Set problem →
Print out the material that follows word for word.
>>>
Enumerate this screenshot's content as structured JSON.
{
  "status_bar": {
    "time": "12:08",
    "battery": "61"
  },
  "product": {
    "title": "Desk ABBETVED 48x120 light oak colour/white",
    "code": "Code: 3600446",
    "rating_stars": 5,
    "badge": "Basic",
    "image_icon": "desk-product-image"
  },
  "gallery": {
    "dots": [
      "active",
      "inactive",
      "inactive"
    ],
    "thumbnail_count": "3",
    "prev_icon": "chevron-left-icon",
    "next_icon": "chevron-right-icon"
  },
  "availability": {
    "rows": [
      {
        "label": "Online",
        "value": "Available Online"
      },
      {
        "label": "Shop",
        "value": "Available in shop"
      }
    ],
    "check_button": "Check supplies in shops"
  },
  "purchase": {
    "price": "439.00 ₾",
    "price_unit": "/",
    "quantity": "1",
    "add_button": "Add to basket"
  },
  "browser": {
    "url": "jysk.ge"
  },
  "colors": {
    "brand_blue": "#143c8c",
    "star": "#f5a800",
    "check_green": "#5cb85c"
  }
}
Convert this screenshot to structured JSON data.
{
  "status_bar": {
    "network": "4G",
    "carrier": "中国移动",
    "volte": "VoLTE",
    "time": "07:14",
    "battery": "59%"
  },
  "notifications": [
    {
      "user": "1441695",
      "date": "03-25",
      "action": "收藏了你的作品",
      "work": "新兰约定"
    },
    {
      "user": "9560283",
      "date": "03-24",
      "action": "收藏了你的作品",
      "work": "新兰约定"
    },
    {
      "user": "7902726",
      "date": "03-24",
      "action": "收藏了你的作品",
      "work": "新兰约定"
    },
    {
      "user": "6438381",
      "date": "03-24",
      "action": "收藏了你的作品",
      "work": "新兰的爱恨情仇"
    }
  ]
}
<<<
Answer to the problem →
Enumerate this screenshot's content as structured JSON.
{
  "status_bar": {
    "time": "12:08",
    "battery": "61"
  },
  "product": {
    "title": "Desk ABBETVED 48x120 light oak colour/white",
    "code": "Code: 3600446",
    "rating_stars": 5,
    "badge": "Basic",
    "image_icon": "desk-product-image"
  },
  "gallery": {
    "dots": [
      "active",
      "inactive",
      "inactive"
    ],
    "thumbnail_count": "3",
    "prev_icon": "chevron-left-icon",
    "next_icon": "chevron-right-icon"
  },
  "availability": {
    "rows": [
      {
        "label": "Online",
        "value": "Available Online"
      },
      {
        "label": "Shop",
        "value": "Available in shop"
      }
    ],
    "check_button": "Check supplies in shops"
  },
  "purchase": {
    "price": "439.00 ₾",
    "price_unit": "/",
    "quantity": "1",
    "add_button": "Add to basket"
  },
  "browser": {
    "url": "jysk.ge"
  },
  "colors": {
    "brand_blue": "#143c8c",
    "star": "#f5a800",
    "check_green": "#5cb85c"
  }
}
Convert this screenshot to structured JSON data.
{
  "status_bar": {
    "network": "4G",
    "carrier": "中国移动",
    "volte": "VoLTE",
    "time": "07:14",
    "battery": "59%"
  },
  "notifications": [
    {
      "user": "1441695",
      "date": "03-25",
      "action": "收藏了你的作品",
      "work": "新兰约定"
    },
    {
      "user": "9560283",
      "date": "03-24",
      "action": "收藏了你的作品",
      "work": "新兰约定"
    },
    {
      "user": "7902726",
      "date": "03-24",
      "action": "收藏了你的作品",
      "work": "新兰约定"
    },
    {
      "user": "6438381",
      "date": "03-24",
      "action": "收藏了你的作品",
      "work": "新兰的爱恨情仇"
    }
  ]
}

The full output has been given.